THE EXERCISE: Select every line of the records below that contains the word "Circle" and copy each one out in full.

[A run of records]
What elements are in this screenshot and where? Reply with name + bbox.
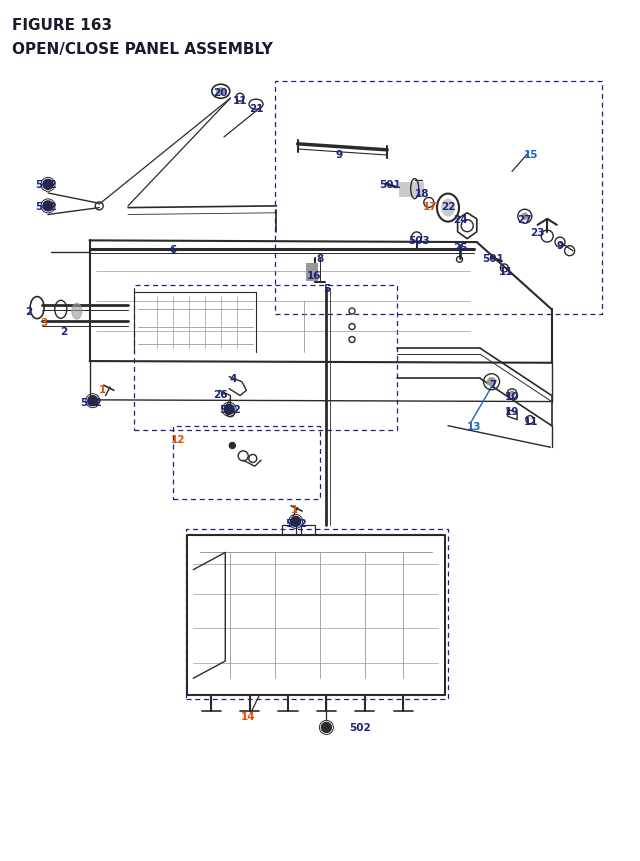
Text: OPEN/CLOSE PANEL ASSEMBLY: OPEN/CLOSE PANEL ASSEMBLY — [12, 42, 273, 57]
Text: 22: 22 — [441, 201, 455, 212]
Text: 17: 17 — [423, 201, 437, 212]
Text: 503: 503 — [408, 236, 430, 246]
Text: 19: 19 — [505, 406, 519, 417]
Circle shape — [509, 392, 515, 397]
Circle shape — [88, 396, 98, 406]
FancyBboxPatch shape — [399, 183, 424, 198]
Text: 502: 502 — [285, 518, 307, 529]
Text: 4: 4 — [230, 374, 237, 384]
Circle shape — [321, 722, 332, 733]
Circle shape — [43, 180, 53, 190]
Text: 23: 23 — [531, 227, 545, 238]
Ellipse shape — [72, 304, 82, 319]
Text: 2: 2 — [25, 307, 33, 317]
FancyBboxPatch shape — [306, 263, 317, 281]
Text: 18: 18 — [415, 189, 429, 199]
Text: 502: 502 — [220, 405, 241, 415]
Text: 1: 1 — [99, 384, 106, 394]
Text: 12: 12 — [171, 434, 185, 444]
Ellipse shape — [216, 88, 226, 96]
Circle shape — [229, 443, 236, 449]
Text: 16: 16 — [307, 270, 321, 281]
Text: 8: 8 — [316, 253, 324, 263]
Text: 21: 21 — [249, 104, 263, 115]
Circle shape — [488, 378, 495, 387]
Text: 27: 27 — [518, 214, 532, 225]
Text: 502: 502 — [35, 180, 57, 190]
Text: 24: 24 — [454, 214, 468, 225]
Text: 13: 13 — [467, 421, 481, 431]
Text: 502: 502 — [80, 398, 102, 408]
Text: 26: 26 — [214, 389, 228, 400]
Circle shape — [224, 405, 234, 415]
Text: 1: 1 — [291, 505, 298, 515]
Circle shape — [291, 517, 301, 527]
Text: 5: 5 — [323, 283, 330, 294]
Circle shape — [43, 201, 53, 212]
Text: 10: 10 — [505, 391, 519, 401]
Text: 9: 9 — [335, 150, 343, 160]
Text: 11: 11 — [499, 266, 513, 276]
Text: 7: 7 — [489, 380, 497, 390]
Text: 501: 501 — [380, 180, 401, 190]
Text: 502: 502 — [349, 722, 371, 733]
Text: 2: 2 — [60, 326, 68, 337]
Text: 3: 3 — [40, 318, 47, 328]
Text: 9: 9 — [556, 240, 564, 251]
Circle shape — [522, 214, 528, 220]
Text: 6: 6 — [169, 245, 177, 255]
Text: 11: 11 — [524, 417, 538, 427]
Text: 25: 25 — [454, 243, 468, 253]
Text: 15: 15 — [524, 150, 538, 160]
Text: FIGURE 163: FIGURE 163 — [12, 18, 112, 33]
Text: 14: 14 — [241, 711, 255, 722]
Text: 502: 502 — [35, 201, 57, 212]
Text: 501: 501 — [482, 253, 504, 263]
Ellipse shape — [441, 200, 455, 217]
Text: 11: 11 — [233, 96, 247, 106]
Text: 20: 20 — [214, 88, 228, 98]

OUTPUT BELOW:
Circle shape — [509, 392, 515, 397]
Circle shape — [88, 396, 98, 406]
Circle shape — [321, 722, 332, 733]
Circle shape — [43, 180, 53, 190]
Circle shape — [229, 443, 236, 449]
Circle shape — [488, 378, 495, 387]
Circle shape — [224, 405, 234, 415]
Circle shape — [291, 517, 301, 527]
Circle shape — [43, 201, 53, 212]
Circle shape — [522, 214, 528, 220]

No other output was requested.